BEGIN Records supplied

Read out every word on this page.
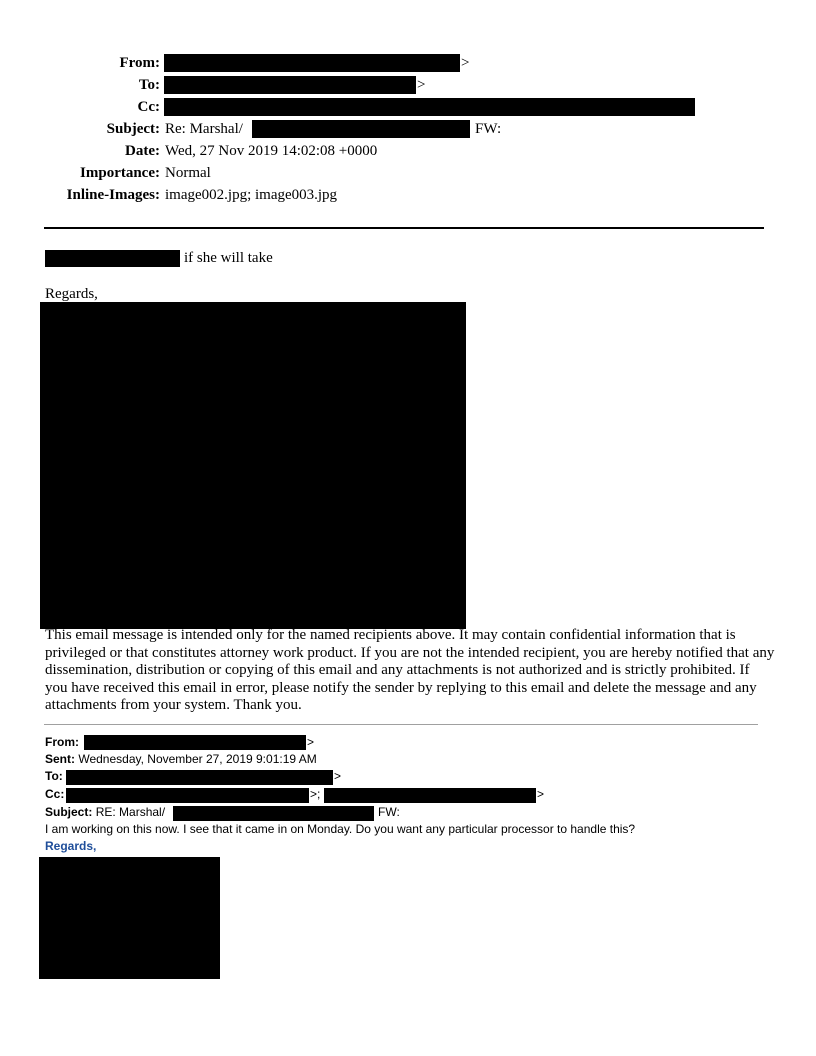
From:	>
To:	>
Cc:
Subject: Re: Marshal/	FW:
Date: Wed, 27 Nov 2019 14:02:08 +0000
Importance: Normal
Inline-Images: image002.jpg; image003.jpg
if she will take
Regards,
This email message is intended only for the named recipients above. It may contain confidential information that is privileged or that constitutes attorney work product. If you are not the intended recipient, you are hereby notified that any dissemination, distribution or copying of this email and any attachments is not authorized and is strictly prohibited. If you have received this email in error, please notify the sender by replying to this email and delete the message and any attachments from your system. Thank you.
From:	>
Sent: Wednesday, November 27, 2019 9:01:19 AM
To:	>
Cc:	>;	>
Subject: RE: Marshal/	FW:
I am working on this now. I see that it came in on Monday. Do you want any particular processor to handle this?
Regards,
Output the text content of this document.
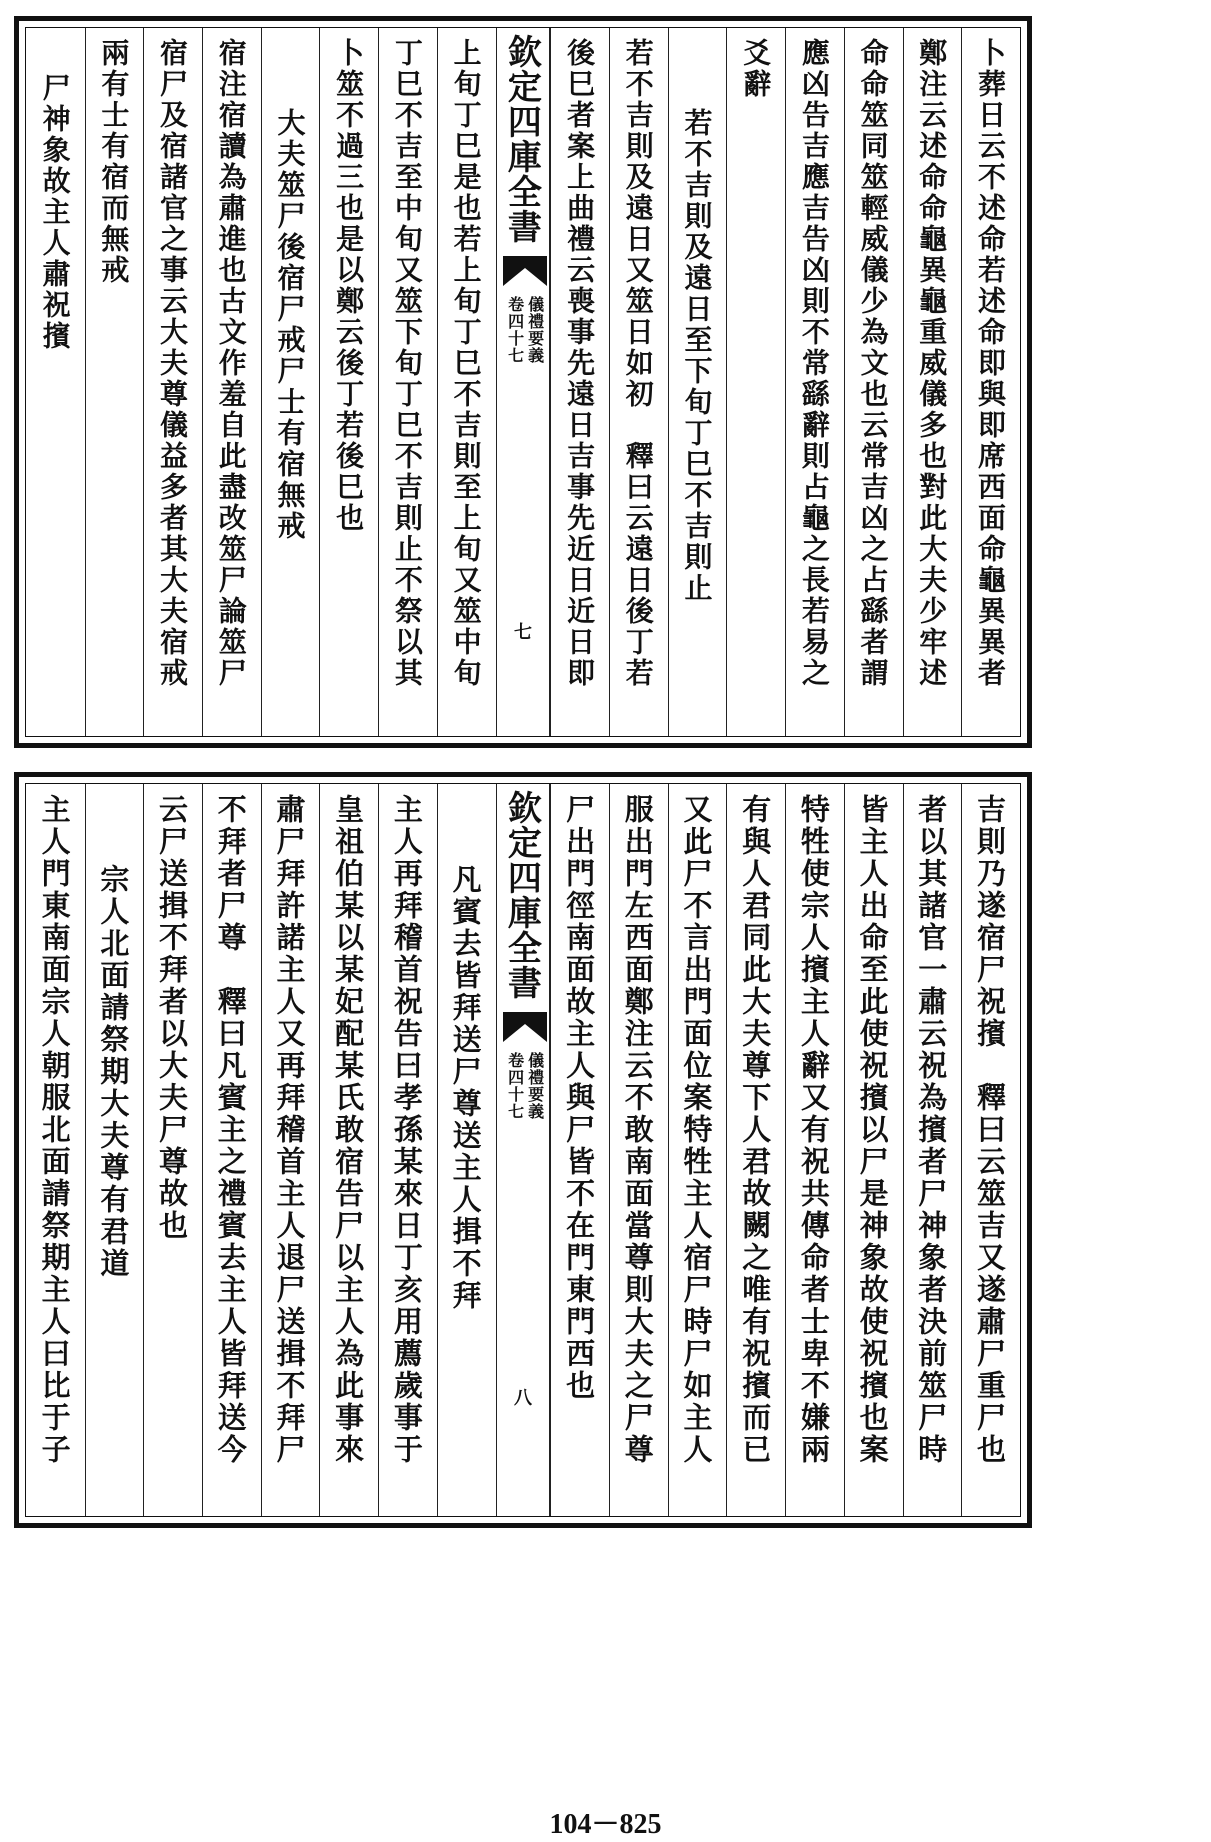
卜葬日云不述命若述命即與即席西面命龜異異者
鄭注云述命命龜異龜重威儀多也對此大夫少牢述
命命筮同筮輕威儀少為文也云常吉凶之占繇者謂
應凶告吉應吉告凶則不常繇辭則占龜之長若易之
爻辭
若不吉則及遠日至下旬丁巳不吉則止
若不吉則及遠日又筮日如初　釋曰云遠日後丁若
後巳者案上曲禮云喪事先遠日吉事先近日近日即
欽定四庫全書
儀禮要義
卷四十七
七
上旬丁巳是也若上旬丁巳不吉則至上旬又筮中旬
丁巳不吉至中旬又筮下旬丁巳不吉則止不祭以其
卜筮不過三也是以鄭云後丁若後巳也
大夫筮尸後宿尸戒尸士有宿無戒
宿注宿讀為肅進也古文作羞自此盡改筮尸論筮尸
宿尸及宿諸官之事云大夫尊儀益多者其大夫宿戒
兩有士有宿而無戒
尸神象故主人肅祝擯
吉則乃遂宿尸祝擯　釋曰云筮吉又遂肅尸重尸也
者以其諸官一肅云祝為擯者尸神象者決前筮尸時
皆主人出命至此使祝擯以尸是神象故使祝擯也案
特牲使宗人擯主人辭又有祝共傳命者士卑不嫌兩
有與人君同此大夫尊下人君故闕之唯有祝擯而已
又此尸不言出門面位案特牲主人宿尸時尸如主人
服出門左西面鄭注云不敢南面當尊則大夫之尸尊
尸出門徑南面故主人與尸皆不在門東門西也
欽定四庫全書
儀禮要義
卷四十七
八
凡賓去皆拜送尸尊送主人揖不拜
主人再拜稽首祝告曰孝孫某來日丁亥用薦歲事于
皇祖伯某以某妃配某氏敢宿告尸以主人為此事來
肅尸拜許諾主人又再拜稽首主人退尸送揖不拜尸
不拜者尸尊　釋曰凡賓主之禮賓去主人皆拜送今
云尸送揖不拜者以大夫尸尊故也
宗人北面請祭期大夫尊有君道
主人門東南面宗人朝服北面請祭期主人曰比于子
104－825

END Records supplied

Task brief: Without including any pictures, print each record exactly.

Task output:
Read out every word on this page.
From:	>
To:	>
Cc:
Subject: Re: Marshal/	FW:
Date: Wed, 27 Nov 2019 14:02:08 +0000
Importance: Normal
Inline-Images: image002.jpg; image003.jpg
if she will take
Regards,
This email message is intended only for the named recipients above. It may contain confidential information that is privileged or that constitutes attorney work product. If you are not the intended recipient, you are hereby notified that any dissemination, distribution or copying of this email and any attachments is not authorized and is strictly prohibited. If you have received this email in error, please notify the sender by replying to this email and delete the message and any attachments from your system. Thank you.
From:	>
Sent: Wednesday, November 27, 2019 9:01:19 AM
To:	>
Cc:	>;	>
Subject: RE: Marshal/	FW:
I am working on this now. I see that it came in on Monday. Do you want any particular processor to handle this?
Regards,
Output the text content of this document.
卜葬日云不述命若述命即與即席西面命龜異異者
鄭注云述命命龜異龜重威儀多也對此大夫少牢述
命命筮同筮輕威儀少為文也云常吉凶之占繇者謂
應凶告吉應吉告凶則不常繇辭則占龜之長若易之
爻辭
若不吉則及遠日至下旬丁巳不吉則止
若不吉則及遠日又筮日如初　釋曰云遠日後丁若
後巳者案上曲禮云喪事先遠日吉事先近日近日即
欽定四庫全書
儀禮要義
卷四十七
七
上旬丁巳是也若上旬丁巳不吉則至上旬又筮中旬
丁巳不吉至中旬又筮下旬丁巳不吉則止不祭以其
卜筮不過三也是以鄭云後丁若後巳也
大夫筮尸後宿尸戒尸士有宿無戒
宿注宿讀為肅進也古文作羞自此盡改筮尸論筮尸
宿尸及宿諸官之事云大夫尊儀益多者其大夫宿戒
兩有士有宿而無戒
尸神象故主人肅祝擯
吉則乃遂宿尸祝擯　釋曰云筮吉又遂肅尸重尸也
者以其諸官一肅云祝為擯者尸神象者決前筮尸時
皆主人出命至此使祝擯以尸是神象故使祝擯也案
特牲使宗人擯主人辭又有祝共傳命者士卑不嫌兩
有與人君同此大夫尊下人君故闕之唯有祝擯而已
又此尸不言出門面位案特牲主人宿尸時尸如主人
服出門左西面鄭注云不敢南面當尊則大夫之尸尊
尸出門徑南面故主人與尸皆不在門東門西也
欽定四庫全書
儀禮要義
卷四十七
八
凡賓去皆拜送尸尊送主人揖不拜
主人再拜稽首祝告曰孝孫某來日丁亥用薦歲事于
皇祖伯某以某妃配某氏敢宿告尸以主人為此事來
肅尸拜許諾主人又再拜稽首主人退尸送揖不拜尸
不拜者尸尊　釋曰凡賓主之禮賓去主人皆拜送今
云尸送揖不拜者以大夫尸尊故也
宗人北面請祭期大夫尊有君道
主人門東南面宗人朝服北面請祭期主人曰比于子
104－825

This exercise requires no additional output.